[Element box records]
......
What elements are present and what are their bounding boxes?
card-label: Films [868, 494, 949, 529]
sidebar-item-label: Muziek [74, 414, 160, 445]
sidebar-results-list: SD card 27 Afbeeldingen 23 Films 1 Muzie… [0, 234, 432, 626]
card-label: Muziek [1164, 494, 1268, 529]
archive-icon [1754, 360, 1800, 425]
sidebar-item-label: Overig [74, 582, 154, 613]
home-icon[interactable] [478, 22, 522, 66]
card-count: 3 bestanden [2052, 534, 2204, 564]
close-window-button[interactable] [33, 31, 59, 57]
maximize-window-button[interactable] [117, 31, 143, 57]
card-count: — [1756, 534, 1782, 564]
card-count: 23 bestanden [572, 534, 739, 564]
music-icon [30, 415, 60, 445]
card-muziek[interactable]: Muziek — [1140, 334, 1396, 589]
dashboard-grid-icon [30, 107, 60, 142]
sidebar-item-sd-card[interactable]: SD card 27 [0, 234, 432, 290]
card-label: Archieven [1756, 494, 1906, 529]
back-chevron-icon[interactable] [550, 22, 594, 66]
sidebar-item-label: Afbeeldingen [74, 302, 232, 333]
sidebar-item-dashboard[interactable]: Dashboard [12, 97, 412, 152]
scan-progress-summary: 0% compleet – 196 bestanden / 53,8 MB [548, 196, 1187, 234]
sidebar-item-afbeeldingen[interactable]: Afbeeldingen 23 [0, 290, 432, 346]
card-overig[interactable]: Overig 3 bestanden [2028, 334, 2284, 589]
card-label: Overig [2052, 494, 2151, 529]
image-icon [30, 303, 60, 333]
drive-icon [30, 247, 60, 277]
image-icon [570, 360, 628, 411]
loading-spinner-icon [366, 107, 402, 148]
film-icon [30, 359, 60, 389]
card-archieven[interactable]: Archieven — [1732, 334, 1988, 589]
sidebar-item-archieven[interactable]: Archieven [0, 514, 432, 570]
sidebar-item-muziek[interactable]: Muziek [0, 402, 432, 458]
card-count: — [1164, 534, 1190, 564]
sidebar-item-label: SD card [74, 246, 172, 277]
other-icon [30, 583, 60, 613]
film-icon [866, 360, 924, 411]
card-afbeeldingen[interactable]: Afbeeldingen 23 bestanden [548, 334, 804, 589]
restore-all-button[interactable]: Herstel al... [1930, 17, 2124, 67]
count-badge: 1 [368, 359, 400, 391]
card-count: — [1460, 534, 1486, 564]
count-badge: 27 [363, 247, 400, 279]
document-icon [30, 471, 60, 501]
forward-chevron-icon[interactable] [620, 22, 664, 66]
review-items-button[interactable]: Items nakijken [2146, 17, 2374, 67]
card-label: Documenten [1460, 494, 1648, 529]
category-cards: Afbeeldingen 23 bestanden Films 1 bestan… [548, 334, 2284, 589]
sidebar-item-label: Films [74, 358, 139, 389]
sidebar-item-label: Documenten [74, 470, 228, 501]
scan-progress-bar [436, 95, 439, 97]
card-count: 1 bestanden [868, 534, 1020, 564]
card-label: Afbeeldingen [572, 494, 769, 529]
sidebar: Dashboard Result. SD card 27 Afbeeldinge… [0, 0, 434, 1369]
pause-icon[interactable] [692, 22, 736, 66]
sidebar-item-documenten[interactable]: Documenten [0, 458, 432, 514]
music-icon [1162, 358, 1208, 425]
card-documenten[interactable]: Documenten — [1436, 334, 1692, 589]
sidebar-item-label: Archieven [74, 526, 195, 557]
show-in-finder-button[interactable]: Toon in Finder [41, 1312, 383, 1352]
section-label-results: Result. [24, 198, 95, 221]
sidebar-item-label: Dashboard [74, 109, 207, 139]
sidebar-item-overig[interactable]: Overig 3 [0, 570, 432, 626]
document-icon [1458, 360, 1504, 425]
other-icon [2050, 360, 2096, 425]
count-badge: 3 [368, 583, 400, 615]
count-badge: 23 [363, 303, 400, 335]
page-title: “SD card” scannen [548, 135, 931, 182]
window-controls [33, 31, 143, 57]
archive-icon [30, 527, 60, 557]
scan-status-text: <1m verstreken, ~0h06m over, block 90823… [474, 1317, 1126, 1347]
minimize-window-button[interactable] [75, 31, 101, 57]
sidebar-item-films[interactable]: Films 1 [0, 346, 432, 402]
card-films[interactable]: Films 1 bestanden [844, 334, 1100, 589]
......
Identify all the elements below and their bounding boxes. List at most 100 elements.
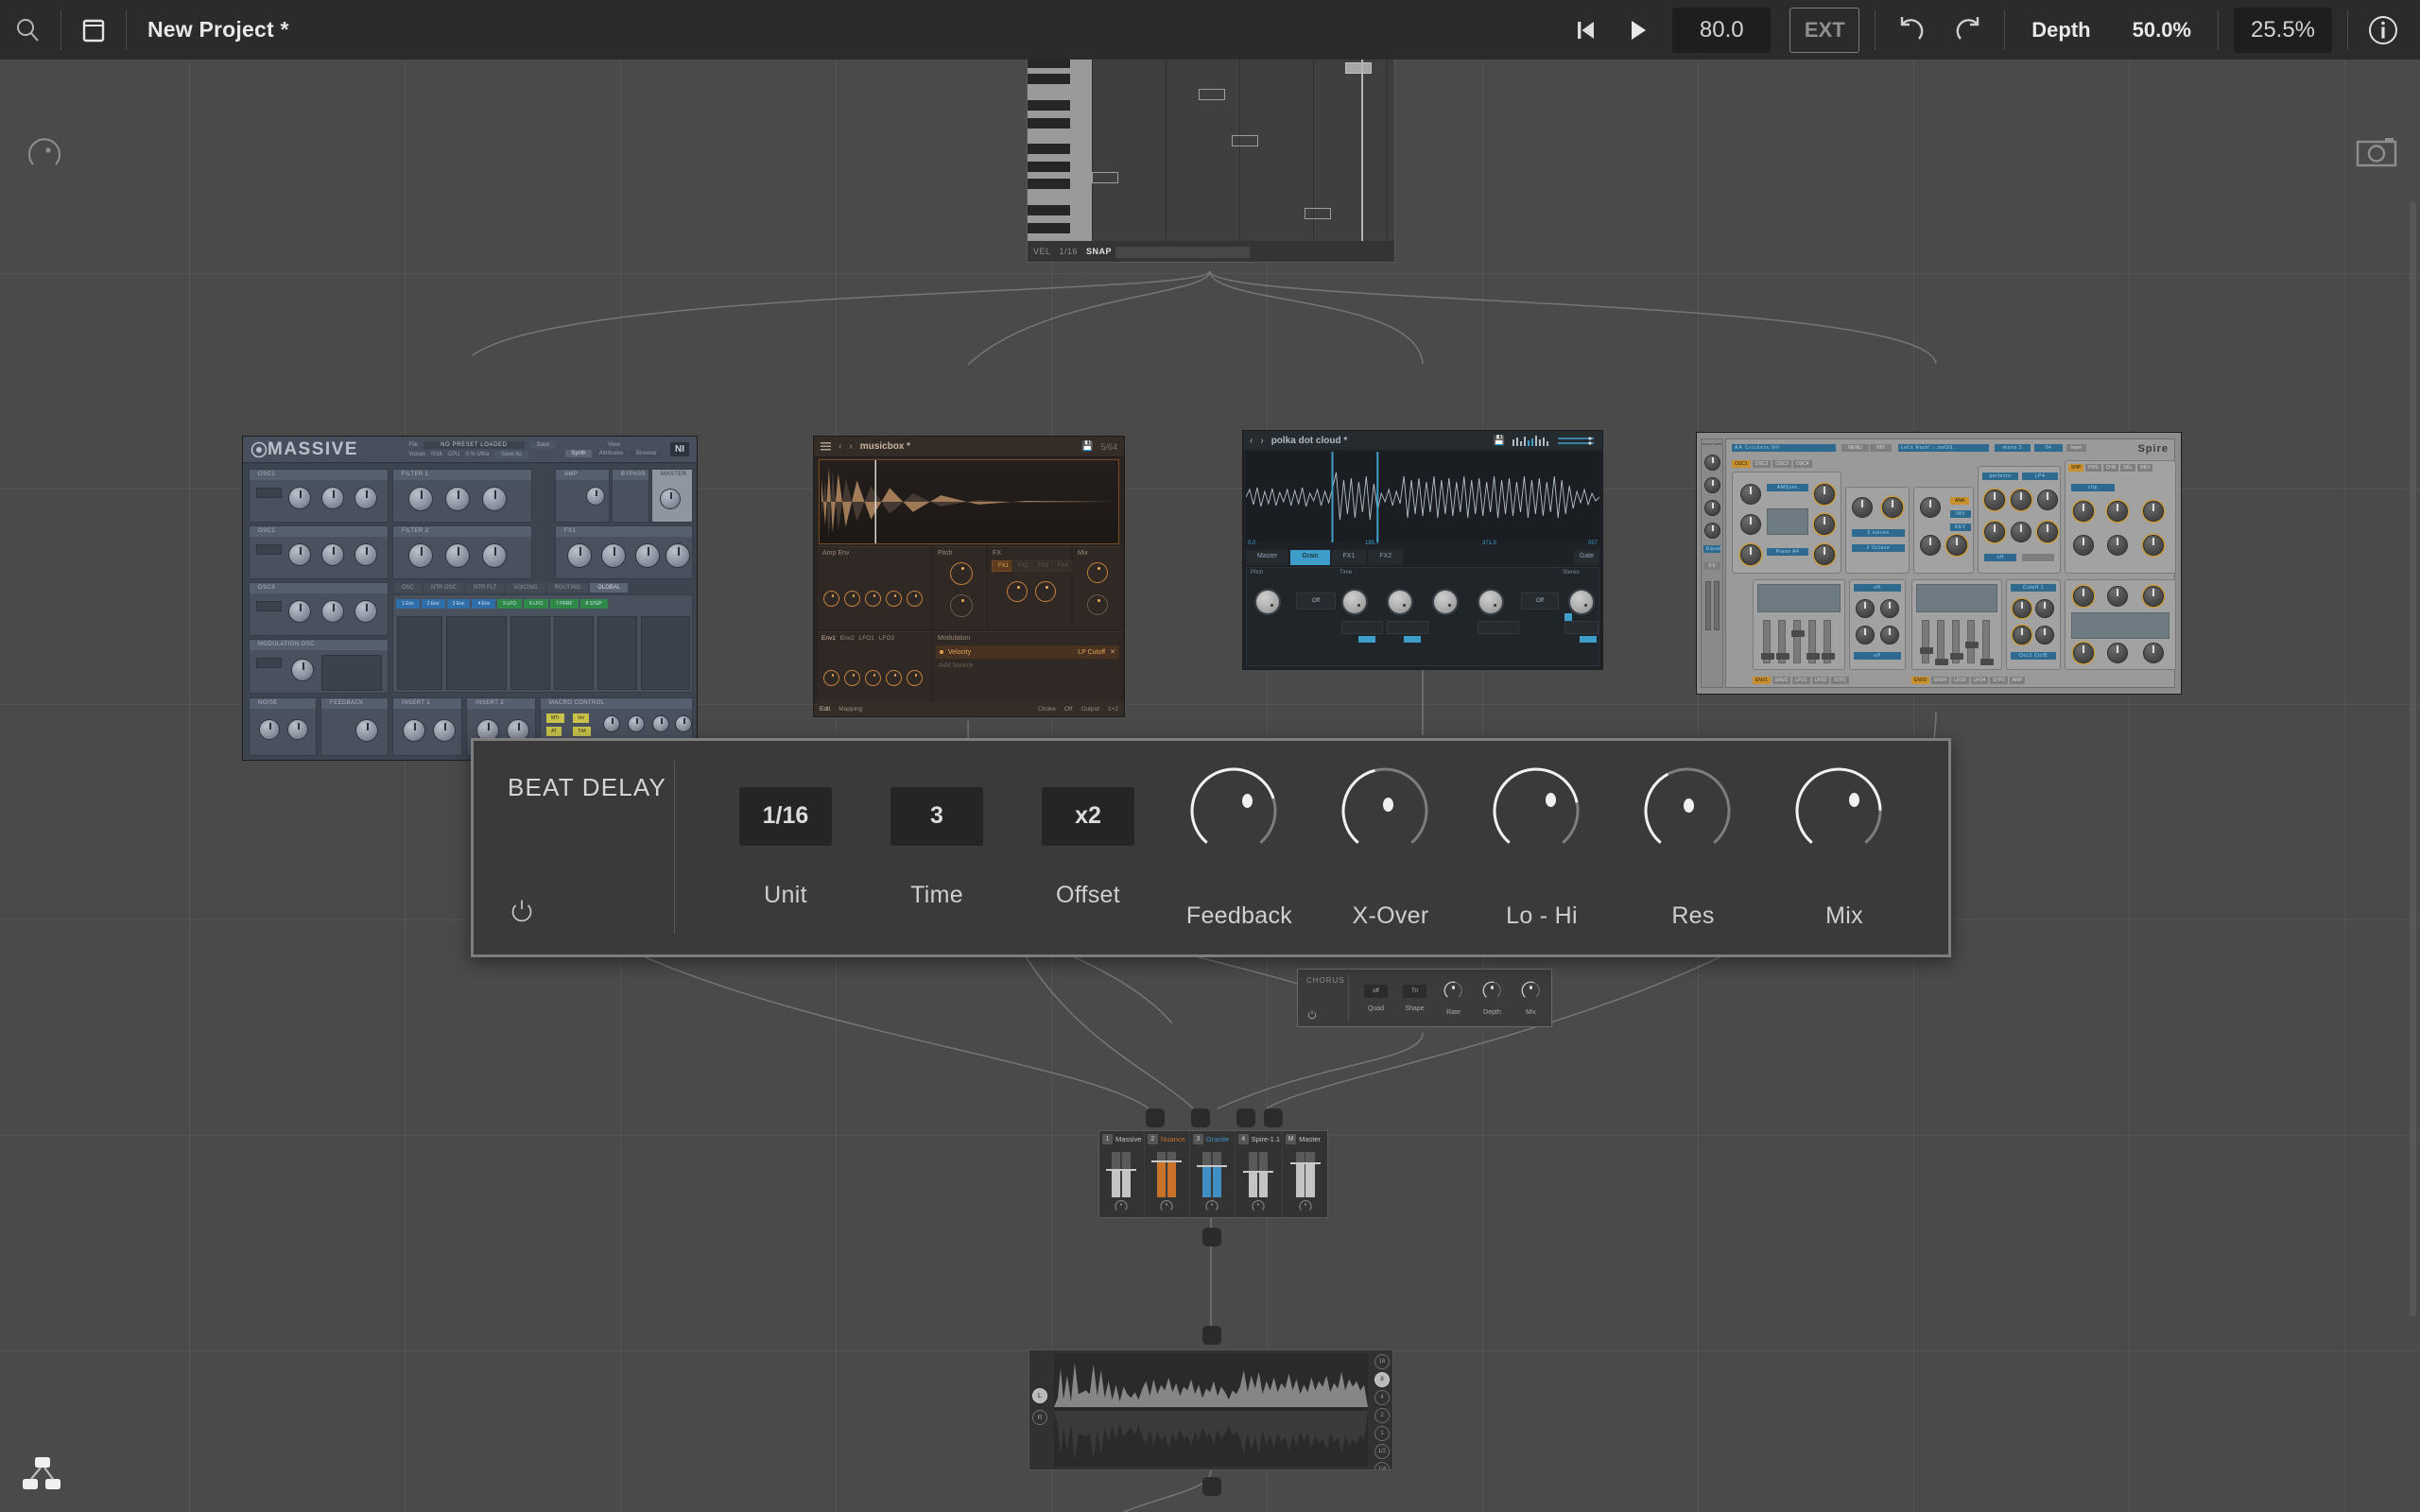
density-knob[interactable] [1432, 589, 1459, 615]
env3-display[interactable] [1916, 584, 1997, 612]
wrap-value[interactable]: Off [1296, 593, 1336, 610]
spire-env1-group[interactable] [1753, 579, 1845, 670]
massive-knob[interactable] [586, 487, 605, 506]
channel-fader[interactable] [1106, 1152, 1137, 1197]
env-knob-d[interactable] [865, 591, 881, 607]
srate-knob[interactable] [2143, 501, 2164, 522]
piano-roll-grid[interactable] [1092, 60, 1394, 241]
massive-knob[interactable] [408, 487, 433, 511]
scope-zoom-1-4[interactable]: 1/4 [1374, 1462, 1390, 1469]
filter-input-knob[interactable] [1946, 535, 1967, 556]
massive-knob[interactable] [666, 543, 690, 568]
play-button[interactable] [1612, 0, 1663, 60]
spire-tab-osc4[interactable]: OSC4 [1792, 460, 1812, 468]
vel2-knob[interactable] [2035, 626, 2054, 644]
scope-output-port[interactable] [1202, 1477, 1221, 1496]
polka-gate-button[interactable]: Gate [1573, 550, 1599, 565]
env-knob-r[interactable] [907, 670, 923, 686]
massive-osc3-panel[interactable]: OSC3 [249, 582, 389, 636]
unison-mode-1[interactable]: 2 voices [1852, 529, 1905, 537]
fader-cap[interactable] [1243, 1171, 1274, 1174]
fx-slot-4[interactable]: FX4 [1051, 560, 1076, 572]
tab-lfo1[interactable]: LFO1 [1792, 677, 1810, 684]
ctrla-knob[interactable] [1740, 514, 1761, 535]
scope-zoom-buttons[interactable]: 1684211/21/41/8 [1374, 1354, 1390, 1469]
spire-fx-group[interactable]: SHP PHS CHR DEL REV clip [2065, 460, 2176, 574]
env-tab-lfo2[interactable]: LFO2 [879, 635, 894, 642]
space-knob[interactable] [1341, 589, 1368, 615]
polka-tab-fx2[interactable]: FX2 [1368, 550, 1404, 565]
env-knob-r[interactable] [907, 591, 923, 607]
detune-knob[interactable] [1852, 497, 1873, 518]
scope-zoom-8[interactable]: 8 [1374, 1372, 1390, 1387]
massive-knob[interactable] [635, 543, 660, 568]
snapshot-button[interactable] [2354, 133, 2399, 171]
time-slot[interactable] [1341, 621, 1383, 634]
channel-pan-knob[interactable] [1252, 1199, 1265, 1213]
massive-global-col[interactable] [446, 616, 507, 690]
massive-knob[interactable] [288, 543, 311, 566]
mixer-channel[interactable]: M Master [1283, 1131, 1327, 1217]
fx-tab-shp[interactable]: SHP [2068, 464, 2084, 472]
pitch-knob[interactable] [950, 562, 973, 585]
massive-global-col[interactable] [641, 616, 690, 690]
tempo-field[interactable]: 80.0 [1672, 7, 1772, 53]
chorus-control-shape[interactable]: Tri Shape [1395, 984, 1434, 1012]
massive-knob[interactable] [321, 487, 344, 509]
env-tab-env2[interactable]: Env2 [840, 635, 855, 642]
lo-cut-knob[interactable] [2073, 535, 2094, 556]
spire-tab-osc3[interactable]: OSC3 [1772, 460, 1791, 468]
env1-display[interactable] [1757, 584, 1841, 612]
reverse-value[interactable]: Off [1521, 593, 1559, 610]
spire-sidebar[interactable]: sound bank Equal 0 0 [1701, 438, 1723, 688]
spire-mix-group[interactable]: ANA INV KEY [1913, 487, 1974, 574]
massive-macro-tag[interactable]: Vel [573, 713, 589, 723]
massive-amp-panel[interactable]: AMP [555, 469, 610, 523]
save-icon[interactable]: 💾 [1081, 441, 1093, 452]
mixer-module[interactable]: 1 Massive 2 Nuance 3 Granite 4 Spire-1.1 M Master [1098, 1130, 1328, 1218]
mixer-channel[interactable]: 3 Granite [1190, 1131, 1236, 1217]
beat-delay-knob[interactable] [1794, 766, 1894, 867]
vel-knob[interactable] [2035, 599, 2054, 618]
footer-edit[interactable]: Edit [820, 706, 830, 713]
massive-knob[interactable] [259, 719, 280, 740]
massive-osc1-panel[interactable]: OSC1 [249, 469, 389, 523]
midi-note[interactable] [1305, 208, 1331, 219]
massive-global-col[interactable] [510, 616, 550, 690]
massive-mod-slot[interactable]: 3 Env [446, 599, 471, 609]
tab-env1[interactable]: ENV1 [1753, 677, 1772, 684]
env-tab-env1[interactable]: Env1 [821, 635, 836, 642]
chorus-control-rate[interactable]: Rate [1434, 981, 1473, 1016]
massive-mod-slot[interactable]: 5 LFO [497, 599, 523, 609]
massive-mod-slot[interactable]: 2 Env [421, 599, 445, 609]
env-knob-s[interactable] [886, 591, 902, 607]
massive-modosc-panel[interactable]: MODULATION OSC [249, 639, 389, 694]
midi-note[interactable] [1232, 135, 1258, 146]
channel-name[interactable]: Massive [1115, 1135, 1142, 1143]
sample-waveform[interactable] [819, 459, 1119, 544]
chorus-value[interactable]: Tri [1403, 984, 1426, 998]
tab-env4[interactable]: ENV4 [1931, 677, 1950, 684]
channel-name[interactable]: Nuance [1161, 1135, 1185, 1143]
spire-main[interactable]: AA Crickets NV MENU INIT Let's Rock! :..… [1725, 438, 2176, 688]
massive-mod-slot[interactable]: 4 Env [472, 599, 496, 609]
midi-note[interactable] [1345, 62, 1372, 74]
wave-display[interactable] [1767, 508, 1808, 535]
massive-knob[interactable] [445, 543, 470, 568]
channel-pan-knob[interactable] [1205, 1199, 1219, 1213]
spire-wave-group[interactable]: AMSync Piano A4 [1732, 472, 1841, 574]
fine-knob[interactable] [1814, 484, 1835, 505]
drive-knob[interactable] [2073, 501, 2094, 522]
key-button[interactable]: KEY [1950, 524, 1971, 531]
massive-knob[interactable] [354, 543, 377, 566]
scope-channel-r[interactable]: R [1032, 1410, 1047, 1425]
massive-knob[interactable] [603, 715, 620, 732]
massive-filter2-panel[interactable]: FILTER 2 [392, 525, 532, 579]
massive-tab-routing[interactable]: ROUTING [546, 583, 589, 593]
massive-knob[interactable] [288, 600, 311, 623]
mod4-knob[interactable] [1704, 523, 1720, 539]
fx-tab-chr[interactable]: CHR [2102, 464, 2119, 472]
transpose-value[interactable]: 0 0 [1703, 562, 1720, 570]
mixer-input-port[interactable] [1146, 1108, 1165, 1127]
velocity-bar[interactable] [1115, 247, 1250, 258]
......
* Do this
Update everything from the line containing "What elements are" down to the line containing "image-icon [30, 303, 60, 333]", replacing "card-label" with "card-title" and keeping all else unchanged.

* Full solution
What elements are present and what are their bounding boxes?
card-title: Films [868, 494, 949, 529]
sidebar-item-label: Muziek [74, 414, 160, 445]
sidebar-results-list: SD card 27 Afbeeldingen 23 Films 1 Muzie… [0, 234, 432, 626]
card-title: Muziek [1164, 494, 1268, 529]
archive-icon [1754, 360, 1800, 425]
sidebar-item-label: Overig [74, 582, 154, 613]
home-icon[interactable] [478, 22, 522, 66]
card-count: 3 bestanden [2052, 534, 2204, 564]
close-window-button[interactable] [33, 31, 59, 57]
maximize-window-button[interactable] [117, 31, 143, 57]
card-count: — [1756, 534, 1782, 564]
card-count: 23 bestanden [572, 534, 739, 564]
music-icon [30, 415, 60, 445]
card-muziek[interactable]: Muziek — [1140, 334, 1396, 589]
dashboard-grid-icon [30, 107, 60, 142]
sidebar-item-sd-card[interactable]: SD card 27 [0, 234, 432, 290]
card-title: Archieven [1756, 494, 1906, 529]
back-chevron-icon[interactable] [550, 22, 594, 66]
sidebar-item-label: Afbeeldingen [74, 302, 232, 333]
sidebar-item-dashboard[interactable]: Dashboard [12, 97, 412, 152]
scan-progress-summary: 0% compleet – 196 bestanden / 53,8 MB [548, 196, 1187, 234]
sidebar-item-afbeeldingen[interactable]: Afbeeldingen 23 [0, 290, 432, 346]
card-overig[interactable]: Overig 3 bestanden [2028, 334, 2284, 589]
card-title: Overig [2052, 494, 2151, 529]
image-icon [30, 303, 60, 333]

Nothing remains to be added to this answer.